Please give the count of lines holding the string "were" and nothing besides.

Dataset entries on figures
* * *

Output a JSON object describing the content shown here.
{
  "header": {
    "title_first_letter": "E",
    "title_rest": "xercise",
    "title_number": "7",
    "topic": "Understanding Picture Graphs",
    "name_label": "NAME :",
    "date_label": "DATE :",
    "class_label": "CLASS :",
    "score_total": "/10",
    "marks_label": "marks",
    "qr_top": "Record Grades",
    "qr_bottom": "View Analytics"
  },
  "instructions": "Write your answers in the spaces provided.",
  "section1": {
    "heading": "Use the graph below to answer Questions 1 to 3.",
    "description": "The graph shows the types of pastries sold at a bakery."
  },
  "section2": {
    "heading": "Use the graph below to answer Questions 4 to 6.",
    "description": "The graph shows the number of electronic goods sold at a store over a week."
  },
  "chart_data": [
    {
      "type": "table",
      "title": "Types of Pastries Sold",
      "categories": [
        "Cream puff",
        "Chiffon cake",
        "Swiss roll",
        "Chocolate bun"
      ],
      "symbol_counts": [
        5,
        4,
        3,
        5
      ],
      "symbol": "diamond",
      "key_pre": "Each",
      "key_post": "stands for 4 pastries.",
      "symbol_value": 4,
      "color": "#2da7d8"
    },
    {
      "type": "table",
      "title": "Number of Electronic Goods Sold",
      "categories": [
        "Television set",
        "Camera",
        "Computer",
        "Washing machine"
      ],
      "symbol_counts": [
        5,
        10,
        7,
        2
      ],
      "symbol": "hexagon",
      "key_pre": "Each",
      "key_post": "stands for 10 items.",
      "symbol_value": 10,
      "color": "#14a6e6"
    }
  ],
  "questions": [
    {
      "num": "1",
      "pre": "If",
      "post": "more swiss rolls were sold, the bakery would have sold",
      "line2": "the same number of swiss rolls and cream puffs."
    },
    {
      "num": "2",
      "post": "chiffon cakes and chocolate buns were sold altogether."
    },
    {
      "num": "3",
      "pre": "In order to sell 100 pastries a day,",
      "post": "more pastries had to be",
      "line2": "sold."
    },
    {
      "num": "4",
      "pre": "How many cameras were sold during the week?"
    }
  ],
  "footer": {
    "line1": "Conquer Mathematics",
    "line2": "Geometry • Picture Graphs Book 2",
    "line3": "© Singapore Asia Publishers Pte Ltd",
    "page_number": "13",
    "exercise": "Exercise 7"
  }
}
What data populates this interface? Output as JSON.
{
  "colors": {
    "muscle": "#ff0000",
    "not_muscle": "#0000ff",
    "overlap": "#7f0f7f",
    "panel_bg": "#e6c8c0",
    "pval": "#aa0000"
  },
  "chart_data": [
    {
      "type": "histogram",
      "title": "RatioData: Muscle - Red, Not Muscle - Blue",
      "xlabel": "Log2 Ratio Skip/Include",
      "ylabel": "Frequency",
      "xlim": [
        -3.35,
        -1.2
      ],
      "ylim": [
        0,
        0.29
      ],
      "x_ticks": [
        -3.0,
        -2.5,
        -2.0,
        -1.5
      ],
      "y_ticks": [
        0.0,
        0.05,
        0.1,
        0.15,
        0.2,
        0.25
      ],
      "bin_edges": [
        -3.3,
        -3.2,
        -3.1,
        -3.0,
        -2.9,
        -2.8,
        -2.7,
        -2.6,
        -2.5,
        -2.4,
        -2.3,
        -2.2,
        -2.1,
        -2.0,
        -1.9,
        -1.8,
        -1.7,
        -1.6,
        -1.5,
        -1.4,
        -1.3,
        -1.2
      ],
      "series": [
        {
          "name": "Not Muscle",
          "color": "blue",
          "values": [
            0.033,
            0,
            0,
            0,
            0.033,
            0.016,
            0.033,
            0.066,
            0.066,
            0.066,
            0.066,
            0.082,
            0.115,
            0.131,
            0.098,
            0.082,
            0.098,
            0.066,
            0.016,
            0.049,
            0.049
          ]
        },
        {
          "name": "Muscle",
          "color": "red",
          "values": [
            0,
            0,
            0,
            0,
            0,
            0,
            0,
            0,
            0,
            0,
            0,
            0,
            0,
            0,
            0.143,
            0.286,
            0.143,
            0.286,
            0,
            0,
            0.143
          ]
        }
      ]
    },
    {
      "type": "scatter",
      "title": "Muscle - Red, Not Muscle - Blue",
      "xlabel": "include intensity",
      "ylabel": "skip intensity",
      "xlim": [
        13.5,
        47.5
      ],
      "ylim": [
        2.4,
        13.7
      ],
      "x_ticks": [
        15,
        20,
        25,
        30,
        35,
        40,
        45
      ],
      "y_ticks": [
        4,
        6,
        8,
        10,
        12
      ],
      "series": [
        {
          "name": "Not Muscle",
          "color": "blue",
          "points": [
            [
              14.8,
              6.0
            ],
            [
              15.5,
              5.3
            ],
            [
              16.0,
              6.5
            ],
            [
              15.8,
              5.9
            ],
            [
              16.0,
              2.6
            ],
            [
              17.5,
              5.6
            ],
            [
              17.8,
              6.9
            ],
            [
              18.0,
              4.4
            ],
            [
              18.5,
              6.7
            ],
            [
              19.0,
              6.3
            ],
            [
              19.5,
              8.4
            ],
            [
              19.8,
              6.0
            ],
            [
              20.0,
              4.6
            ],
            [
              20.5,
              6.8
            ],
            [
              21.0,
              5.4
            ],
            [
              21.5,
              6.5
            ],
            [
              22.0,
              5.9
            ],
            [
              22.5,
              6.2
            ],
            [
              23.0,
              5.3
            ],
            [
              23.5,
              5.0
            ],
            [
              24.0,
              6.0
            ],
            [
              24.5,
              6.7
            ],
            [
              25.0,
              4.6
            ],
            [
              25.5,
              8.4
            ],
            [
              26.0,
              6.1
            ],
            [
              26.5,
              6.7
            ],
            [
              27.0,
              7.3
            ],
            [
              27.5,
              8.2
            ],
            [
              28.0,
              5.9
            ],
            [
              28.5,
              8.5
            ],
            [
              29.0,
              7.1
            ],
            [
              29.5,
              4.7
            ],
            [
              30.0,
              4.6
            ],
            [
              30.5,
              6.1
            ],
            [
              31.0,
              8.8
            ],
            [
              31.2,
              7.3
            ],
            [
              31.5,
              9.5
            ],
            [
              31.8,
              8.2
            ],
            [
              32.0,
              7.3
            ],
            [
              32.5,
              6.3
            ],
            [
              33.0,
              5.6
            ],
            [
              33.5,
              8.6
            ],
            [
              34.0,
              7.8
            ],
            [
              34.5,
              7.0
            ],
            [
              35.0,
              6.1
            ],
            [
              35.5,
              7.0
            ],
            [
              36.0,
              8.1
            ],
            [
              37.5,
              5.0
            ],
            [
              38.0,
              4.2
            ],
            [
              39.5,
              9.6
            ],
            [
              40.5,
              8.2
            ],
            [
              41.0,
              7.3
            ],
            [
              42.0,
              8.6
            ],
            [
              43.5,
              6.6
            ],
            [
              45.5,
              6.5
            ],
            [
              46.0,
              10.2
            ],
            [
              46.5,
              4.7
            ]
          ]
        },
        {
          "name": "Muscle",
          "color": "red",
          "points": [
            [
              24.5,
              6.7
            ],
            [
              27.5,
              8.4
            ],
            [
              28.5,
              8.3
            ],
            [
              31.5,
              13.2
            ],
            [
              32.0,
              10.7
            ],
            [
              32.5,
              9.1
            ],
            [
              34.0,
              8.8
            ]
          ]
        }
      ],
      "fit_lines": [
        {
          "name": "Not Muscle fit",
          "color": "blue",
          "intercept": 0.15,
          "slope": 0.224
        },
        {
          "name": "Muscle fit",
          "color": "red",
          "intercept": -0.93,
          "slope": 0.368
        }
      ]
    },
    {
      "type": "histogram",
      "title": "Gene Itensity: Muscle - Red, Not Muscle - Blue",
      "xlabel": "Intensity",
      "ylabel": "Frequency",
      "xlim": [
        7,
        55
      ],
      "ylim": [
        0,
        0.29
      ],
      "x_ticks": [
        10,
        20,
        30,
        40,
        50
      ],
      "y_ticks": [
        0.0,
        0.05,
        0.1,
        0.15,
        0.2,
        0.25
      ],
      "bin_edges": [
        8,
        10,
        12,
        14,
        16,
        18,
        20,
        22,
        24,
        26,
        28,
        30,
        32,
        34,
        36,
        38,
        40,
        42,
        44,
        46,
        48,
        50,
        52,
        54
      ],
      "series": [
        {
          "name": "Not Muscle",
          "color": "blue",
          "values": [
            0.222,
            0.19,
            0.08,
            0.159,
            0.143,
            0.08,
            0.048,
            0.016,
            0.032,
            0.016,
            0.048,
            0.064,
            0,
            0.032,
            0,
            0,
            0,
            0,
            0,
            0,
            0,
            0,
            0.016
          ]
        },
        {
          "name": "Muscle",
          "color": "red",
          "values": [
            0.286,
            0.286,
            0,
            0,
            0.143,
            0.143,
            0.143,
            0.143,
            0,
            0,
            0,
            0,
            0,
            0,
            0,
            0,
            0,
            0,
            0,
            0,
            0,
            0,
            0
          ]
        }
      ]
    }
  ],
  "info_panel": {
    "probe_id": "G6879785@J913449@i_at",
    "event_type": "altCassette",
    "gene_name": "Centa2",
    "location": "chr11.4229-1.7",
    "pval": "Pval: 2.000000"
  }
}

* * *

• _REPLY_
3